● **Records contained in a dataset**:

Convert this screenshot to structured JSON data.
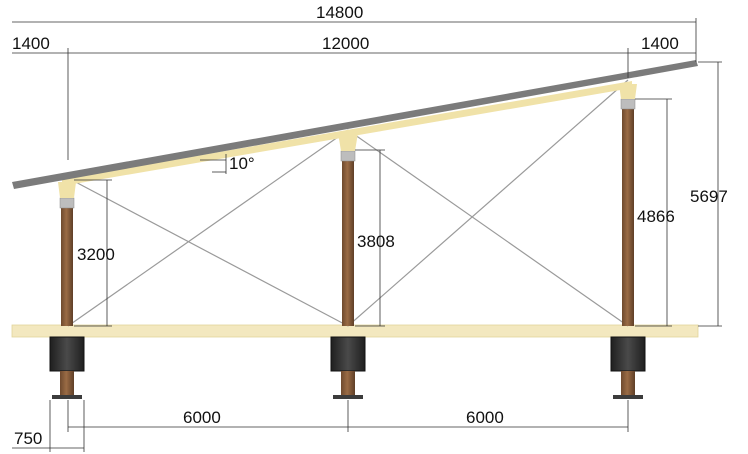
{
  "dimensions": {
    "total_width": "14800",
    "left_overhang": "1400",
    "main_span": "12000",
    "right_overhang": "1400",
    "left_post_height": "3200",
    "middle_post_height": "3808",
    "right_post_height": "4866",
    "overall_height": "5697",
    "left_bay": "6000",
    "right_bay": "6000",
    "foundation_offset": "750",
    "roof_angle": "10°"
  },
  "colors": {
    "roof": "#7b7b7b",
    "beam": "#f0e2a8",
    "post": "#8b5e3c",
    "foundation": "#3a3a3a",
    "floor": "#f3e8bf",
    "brace": "#9a9a9a"
  }
}
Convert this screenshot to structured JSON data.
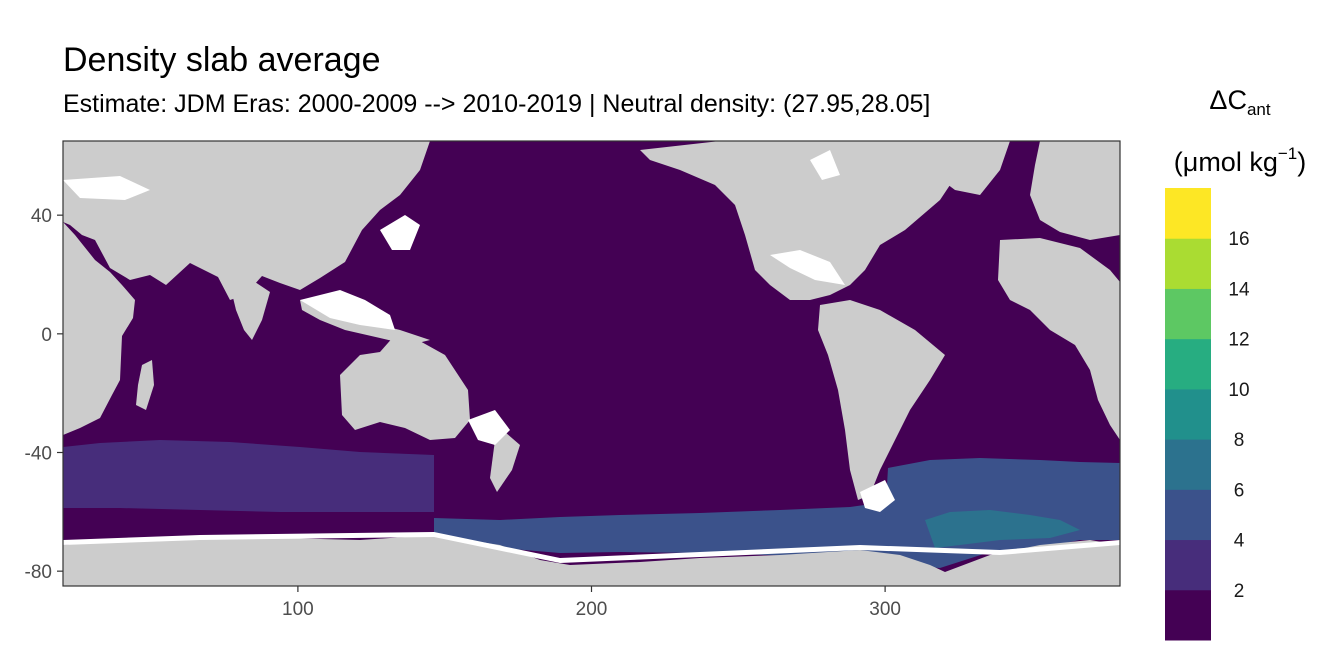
{
  "chart_data": {
    "type": "heatmap",
    "title": "Density slab average",
    "subtitle": "Estimate: JDM Eras: 2000-2009 --> 2010-2019 | Neutral density: (27.95,28.05]",
    "xlabel": "",
    "ylabel": "",
    "xlim": [
      20,
      380
    ],
    "ylim": [
      -85,
      65
    ],
    "x_ticks": [
      100,
      200,
      300
    ],
    "x_tick_labels": [
      "100",
      "200",
      "300"
    ],
    "y_ticks": [
      40,
      0,
      -40,
      -80
    ],
    "y_tick_labels": [
      "40",
      "0",
      "-40",
      "-80"
    ],
    "grid": false,
    "legend": {
      "placement": "right",
      "title_line1": "ΔC",
      "title_sub": "ant",
      "title_line2_pre": "(μmol kg",
      "title_sup": "−1",
      "title_line2_post": ")",
      "bins": [
        0,
        2,
        4,
        6,
        8,
        10,
        12,
        14,
        16,
        18
      ],
      "labels": [
        "2",
        "4",
        "6",
        "8",
        "10",
        "12",
        "14",
        "16"
      ],
      "colors": [
        "#440154",
        "#472D7B",
        "#3B528B",
        "#2C728E",
        "#21908C",
        "#27AD81",
        "#5DC863",
        "#AADC32",
        "#FDE725"
      ]
    },
    "land_color": "#CCCCCC",
    "regions": [
      {
        "name": "indian-ocean-south",
        "lon": [
          20,
          148
        ],
        "lat": [
          -54,
          -37
        ],
        "value": 2.5
      },
      {
        "name": "pacific-southern",
        "lon": [
          148,
          300
        ],
        "lat": [
          -73,
          -60
        ],
        "value": 4.5
      },
      {
        "name": "atlantic-southern",
        "lon": [
          300,
          380
        ],
        "lat": [
          -73,
          -42
        ],
        "value": 5.0
      },
      {
        "name": "weddell-core",
        "lon": [
          315,
          360
        ],
        "lat": [
          -68,
          -60
        ],
        "value": 7.0
      },
      {
        "name": "global-ocean-background",
        "lon": [
          20,
          380
        ],
        "lat": [
          -85,
          65
        ],
        "value": 0.5
      }
    ]
  }
}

● **WHAT NEEDS TO BE DONE**:
Every entry should be returned exactly as written, minus the pictures.

● **CORRECT RESULT**:
Convert this screenshot to structured JSON data.
{
  "dimensions": {
    "total_width": "14800",
    "left_overhang": "1400",
    "main_span": "12000",
    "right_overhang": "1400",
    "left_post_height": "3200",
    "middle_post_height": "3808",
    "right_post_height": "4866",
    "overall_height": "5697",
    "left_bay": "6000",
    "right_bay": "6000",
    "foundation_offset": "750",
    "roof_angle": "10°"
  },
  "colors": {
    "roof": "#7b7b7b",
    "beam": "#f0e2a8",
    "post": "#8b5e3c",
    "foundation": "#3a3a3a",
    "floor": "#f3e8bf",
    "brace": "#9a9a9a"
  }
}
Convert this screenshot to structured JSON data.
{
  "chart_data": {
    "type": "heatmap",
    "title": "Density slab average",
    "subtitle": "Estimate: JDM Eras: 2000-2009 --> 2010-2019 | Neutral density: (27.95,28.05]",
    "xlabel": "",
    "ylabel": "",
    "xlim": [
      20,
      380
    ],
    "ylim": [
      -85,
      65
    ],
    "x_ticks": [
      100,
      200,
      300
    ],
    "x_tick_labels": [
      "100",
      "200",
      "300"
    ],
    "y_ticks": [
      40,
      0,
      -40,
      -80
    ],
    "y_tick_labels": [
      "40",
      "0",
      "-40",
      "-80"
    ],
    "grid": false,
    "legend": {
      "placement": "right",
      "title_line1": "ΔC",
      "title_sub": "ant",
      "title_line2_pre": "(μmol kg",
      "title_sup": "−1",
      "title_line2_post": ")",
      "bins": [
        0,
        2,
        4,
        6,
        8,
        10,
        12,
        14,
        16,
        18
      ],
      "labels": [
        "2",
        "4",
        "6",
        "8",
        "10",
        "12",
        "14",
        "16"
      ],
      "colors": [
        "#440154",
        "#472D7B",
        "#3B528B",
        "#2C728E",
        "#21908C",
        "#27AD81",
        "#5DC863",
        "#AADC32",
        "#FDE725"
      ]
    },
    "land_color": "#CCCCCC",
    "regions": [
      {
        "name": "indian-ocean-south",
        "lon": [
          20,
          148
        ],
        "lat": [
          -54,
          -37
        ],
        "value": 2.5
      },
      {
        "name": "pacific-southern",
        "lon": [
          148,
          300
        ],
        "lat": [
          -73,
          -60
        ],
        "value": 4.5
      },
      {
        "name": "atlantic-southern",
        "lon": [
          300,
          380
        ],
        "lat": [
          -73,
          -42
        ],
        "value": 5.0
      },
      {
        "name": "weddell-core",
        "lon": [
          315,
          360
        ],
        "lat": [
          -68,
          -60
        ],
        "value": 7.0
      },
      {
        "name": "global-ocean-background",
        "lon": [
          20,
          380
        ],
        "lat": [
          -85,
          65
        ],
        "value": 0.5
      }
    ]
  }
}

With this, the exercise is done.